╭─ Exercise materials

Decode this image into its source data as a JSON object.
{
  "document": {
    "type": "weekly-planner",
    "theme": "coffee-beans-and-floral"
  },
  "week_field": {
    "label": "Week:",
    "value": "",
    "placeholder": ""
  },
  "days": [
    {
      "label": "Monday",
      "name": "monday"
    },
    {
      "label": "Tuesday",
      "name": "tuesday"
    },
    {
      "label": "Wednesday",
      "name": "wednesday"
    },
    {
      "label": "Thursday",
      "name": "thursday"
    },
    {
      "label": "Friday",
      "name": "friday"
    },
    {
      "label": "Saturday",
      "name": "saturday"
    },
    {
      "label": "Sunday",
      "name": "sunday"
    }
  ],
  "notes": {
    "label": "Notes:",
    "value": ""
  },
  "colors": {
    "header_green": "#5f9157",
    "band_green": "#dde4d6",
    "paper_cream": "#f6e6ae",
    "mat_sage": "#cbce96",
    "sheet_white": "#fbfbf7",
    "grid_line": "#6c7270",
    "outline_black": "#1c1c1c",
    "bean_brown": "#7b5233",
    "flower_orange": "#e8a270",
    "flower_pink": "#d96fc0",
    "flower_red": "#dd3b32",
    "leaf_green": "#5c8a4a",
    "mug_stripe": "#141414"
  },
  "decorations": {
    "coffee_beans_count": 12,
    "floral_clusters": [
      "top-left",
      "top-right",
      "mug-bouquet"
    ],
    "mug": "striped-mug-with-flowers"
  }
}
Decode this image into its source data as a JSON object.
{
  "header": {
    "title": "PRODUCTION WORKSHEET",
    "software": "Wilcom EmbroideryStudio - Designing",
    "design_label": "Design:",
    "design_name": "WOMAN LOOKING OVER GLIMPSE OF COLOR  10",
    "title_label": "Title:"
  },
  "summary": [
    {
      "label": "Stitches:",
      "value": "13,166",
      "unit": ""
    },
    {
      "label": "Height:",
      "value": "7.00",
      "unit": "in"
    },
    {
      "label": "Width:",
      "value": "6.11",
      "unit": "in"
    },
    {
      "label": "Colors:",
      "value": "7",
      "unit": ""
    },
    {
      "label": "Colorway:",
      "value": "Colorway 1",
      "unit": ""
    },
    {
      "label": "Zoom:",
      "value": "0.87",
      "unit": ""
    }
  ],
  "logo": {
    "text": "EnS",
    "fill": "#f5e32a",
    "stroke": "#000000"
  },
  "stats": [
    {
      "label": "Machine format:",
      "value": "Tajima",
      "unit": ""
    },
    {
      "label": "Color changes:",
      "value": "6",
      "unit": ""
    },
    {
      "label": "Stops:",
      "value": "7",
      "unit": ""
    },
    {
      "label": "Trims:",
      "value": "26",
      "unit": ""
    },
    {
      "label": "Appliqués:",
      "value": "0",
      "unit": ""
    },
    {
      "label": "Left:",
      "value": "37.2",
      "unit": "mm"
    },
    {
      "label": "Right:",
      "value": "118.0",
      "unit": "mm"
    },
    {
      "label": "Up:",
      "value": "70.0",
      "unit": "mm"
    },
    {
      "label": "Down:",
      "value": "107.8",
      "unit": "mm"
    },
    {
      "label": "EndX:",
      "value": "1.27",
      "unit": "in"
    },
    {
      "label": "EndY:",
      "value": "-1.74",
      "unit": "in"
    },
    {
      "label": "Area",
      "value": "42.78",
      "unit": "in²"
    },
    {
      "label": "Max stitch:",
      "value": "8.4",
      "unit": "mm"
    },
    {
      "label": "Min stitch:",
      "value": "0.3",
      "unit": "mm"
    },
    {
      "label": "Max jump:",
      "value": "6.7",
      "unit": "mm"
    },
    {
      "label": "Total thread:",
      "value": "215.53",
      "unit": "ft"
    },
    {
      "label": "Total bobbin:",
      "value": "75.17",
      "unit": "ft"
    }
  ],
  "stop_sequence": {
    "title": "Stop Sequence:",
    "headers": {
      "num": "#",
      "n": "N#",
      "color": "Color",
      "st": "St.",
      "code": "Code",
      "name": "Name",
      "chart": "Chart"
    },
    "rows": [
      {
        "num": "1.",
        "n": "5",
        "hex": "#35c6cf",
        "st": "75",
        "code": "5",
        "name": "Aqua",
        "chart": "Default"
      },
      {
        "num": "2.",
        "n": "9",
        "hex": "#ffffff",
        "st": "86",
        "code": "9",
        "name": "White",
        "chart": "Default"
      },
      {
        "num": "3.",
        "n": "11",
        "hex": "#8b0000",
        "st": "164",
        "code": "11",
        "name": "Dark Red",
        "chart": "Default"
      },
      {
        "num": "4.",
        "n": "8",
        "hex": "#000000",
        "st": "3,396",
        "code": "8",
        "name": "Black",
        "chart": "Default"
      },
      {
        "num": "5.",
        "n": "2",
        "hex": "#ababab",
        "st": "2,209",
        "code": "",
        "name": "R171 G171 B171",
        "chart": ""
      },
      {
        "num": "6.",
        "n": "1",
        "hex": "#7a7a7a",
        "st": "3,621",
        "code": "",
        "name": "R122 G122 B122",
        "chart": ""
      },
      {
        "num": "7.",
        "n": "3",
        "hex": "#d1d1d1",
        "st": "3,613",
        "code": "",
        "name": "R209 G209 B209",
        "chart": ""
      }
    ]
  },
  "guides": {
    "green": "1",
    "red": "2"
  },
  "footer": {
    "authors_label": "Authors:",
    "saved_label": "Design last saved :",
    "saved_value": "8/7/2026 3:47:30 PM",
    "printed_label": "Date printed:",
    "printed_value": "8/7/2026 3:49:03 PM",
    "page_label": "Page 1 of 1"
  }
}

╰─

* [Task prompt]: Say how many lines in the entries contain the string "Total", and leave out everything else.

* [Response below]: 2